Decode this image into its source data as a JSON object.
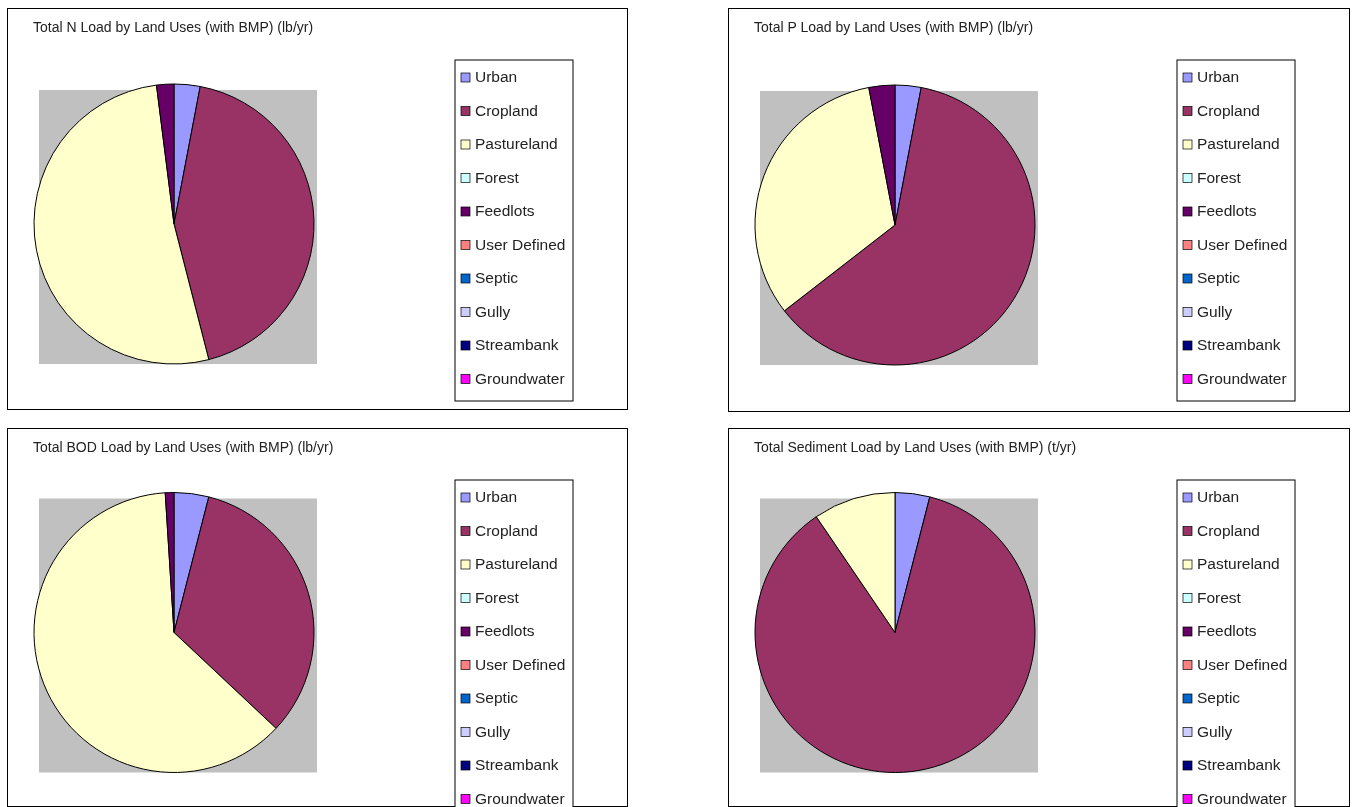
{
  "chart_data": [
    {
      "type": "pie",
      "title": "Total N Load by Land Uses (with BMP) (lb/yr)",
      "categories": [
        "Urban",
        "Cropland",
        "Pastureland",
        "Forest",
        "Feedlots",
        "User Defined",
        "Septic",
        "Gully",
        "Streambank",
        "Groundwater"
      ],
      "values": [
        3,
        43,
        52,
        0,
        2,
        0,
        0,
        0,
        0,
        0
      ],
      "colors": [
        "#9999ff",
        "#993366",
        "#ffffcc",
        "#ccffff",
        "#660066",
        "#ff8080",
        "#0066cc",
        "#ccccff",
        "#000080",
        "#ff00ff"
      ],
      "legend": "right"
    },
    {
      "type": "pie",
      "title": "Total P Load by Land Uses (with BMP) (lb/yr)",
      "categories": [
        "Urban",
        "Cropland",
        "Pastureland",
        "Forest",
        "Feedlots",
        "User Defined",
        "Septic",
        "Gully",
        "Streambank",
        "Groundwater"
      ],
      "values": [
        3,
        61.5,
        32.5,
        0,
        3,
        0,
        0,
        0,
        0,
        0
      ],
      "colors": [
        "#9999ff",
        "#993366",
        "#ffffcc",
        "#ccffff",
        "#660066",
        "#ff8080",
        "#0066cc",
        "#ccccff",
        "#000080",
        "#ff00ff"
      ],
      "legend": "right"
    },
    {
      "type": "pie",
      "title": "Total BOD Load by Land Uses (with BMP) (lb/yr)",
      "categories": [
        "Urban",
        "Cropland",
        "Pastureland",
        "Forest",
        "Feedlots",
        "User Defined",
        "Septic",
        "Gully",
        "Streambank",
        "Groundwater"
      ],
      "values": [
        4,
        33,
        62,
        0,
        1,
        0,
        0,
        0,
        0,
        0
      ],
      "colors": [
        "#9999ff",
        "#993366",
        "#ffffcc",
        "#ccffff",
        "#660066",
        "#ff8080",
        "#0066cc",
        "#ccccff",
        "#000080",
        "#ff00ff"
      ],
      "legend": "right"
    },
    {
      "type": "pie",
      "title": "Total Sediment Load by Land Uses (with BMP) (t/yr)",
      "categories": [
        "Urban",
        "Cropland",
        "Pastureland",
        "Forest",
        "Feedlots",
        "User Defined",
        "Septic",
        "Gully",
        "Streambank",
        "Groundwater"
      ],
      "values": [
        4,
        86.5,
        9.5,
        0,
        0,
        0,
        0,
        0,
        0,
        0
      ],
      "colors": [
        "#9999ff",
        "#993366",
        "#ffffcc",
        "#ccffff",
        "#660066",
        "#ff8080",
        "#0066cc",
        "#ccccff",
        "#000080",
        "#ff00ff"
      ],
      "legend": "right"
    }
  ]
}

· · · ·

EXERCISE DESCRIPTION: Repeat the material above in full and exactly, omitting the pictures.

CORRECT ANSWER:
Decode this image into its source data as a JSON object.
{
  "chart_data": [
    {
      "type": "pie",
      "title": "Total N Load by Land Uses (with BMP) (lb/yr)",
      "categories": [
        "Urban",
        "Cropland",
        "Pastureland",
        "Forest",
        "Feedlots",
        "User Defined",
        "Septic",
        "Gully",
        "Streambank",
        "Groundwater"
      ],
      "values": [
        3,
        43,
        52,
        0,
        2,
        0,
        0,
        0,
        0,
        0
      ],
      "colors": [
        "#9999ff",
        "#993366",
        "#ffffcc",
        "#ccffff",
        "#660066",
        "#ff8080",
        "#0066cc",
        "#ccccff",
        "#000080",
        "#ff00ff"
      ],
      "legend": "right"
    },
    {
      "type": "pie",
      "title": "Total P Load by Land Uses (with BMP) (lb/yr)",
      "categories": [
        "Urban",
        "Cropland",
        "Pastureland",
        "Forest",
        "Feedlots",
        "User Defined",
        "Septic",
        "Gully",
        "Streambank",
        "Groundwater"
      ],
      "values": [
        3,
        61.5,
        32.5,
        0,
        3,
        0,
        0,
        0,
        0,
        0
      ],
      "colors": [
        "#9999ff",
        "#993366",
        "#ffffcc",
        "#ccffff",
        "#660066",
        "#ff8080",
        "#0066cc",
        "#ccccff",
        "#000080",
        "#ff00ff"
      ],
      "legend": "right"
    },
    {
      "type": "pie",
      "title": "Total BOD Load by Land Uses (with BMP) (lb/yr)",
      "categories": [
        "Urban",
        "Cropland",
        "Pastureland",
        "Forest",
        "Feedlots",
        "User Defined",
        "Septic",
        "Gully",
        "Streambank",
        "Groundwater"
      ],
      "values": [
        4,
        33,
        62,
        0,
        1,
        0,
        0,
        0,
        0,
        0
      ],
      "colors": [
        "#9999ff",
        "#993366",
        "#ffffcc",
        "#ccffff",
        "#660066",
        "#ff8080",
        "#0066cc",
        "#ccccff",
        "#000080",
        "#ff00ff"
      ],
      "legend": "right"
    },
    {
      "type": "pie",
      "title": "Total Sediment Load by Land Uses (with BMP) (t/yr)",
      "categories": [
        "Urban",
        "Cropland",
        "Pastureland",
        "Forest",
        "Feedlots",
        "User Defined",
        "Septic",
        "Gully",
        "Streambank",
        "Groundwater"
      ],
      "values": [
        4,
        86.5,
        9.5,
        0,
        0,
        0,
        0,
        0,
        0,
        0
      ],
      "colors": [
        "#9999ff",
        "#993366",
        "#ffffcc",
        "#ccffff",
        "#660066",
        "#ff8080",
        "#0066cc",
        "#ccccff",
        "#000080",
        "#ff00ff"
      ],
      "legend": "right"
    }
  ]
}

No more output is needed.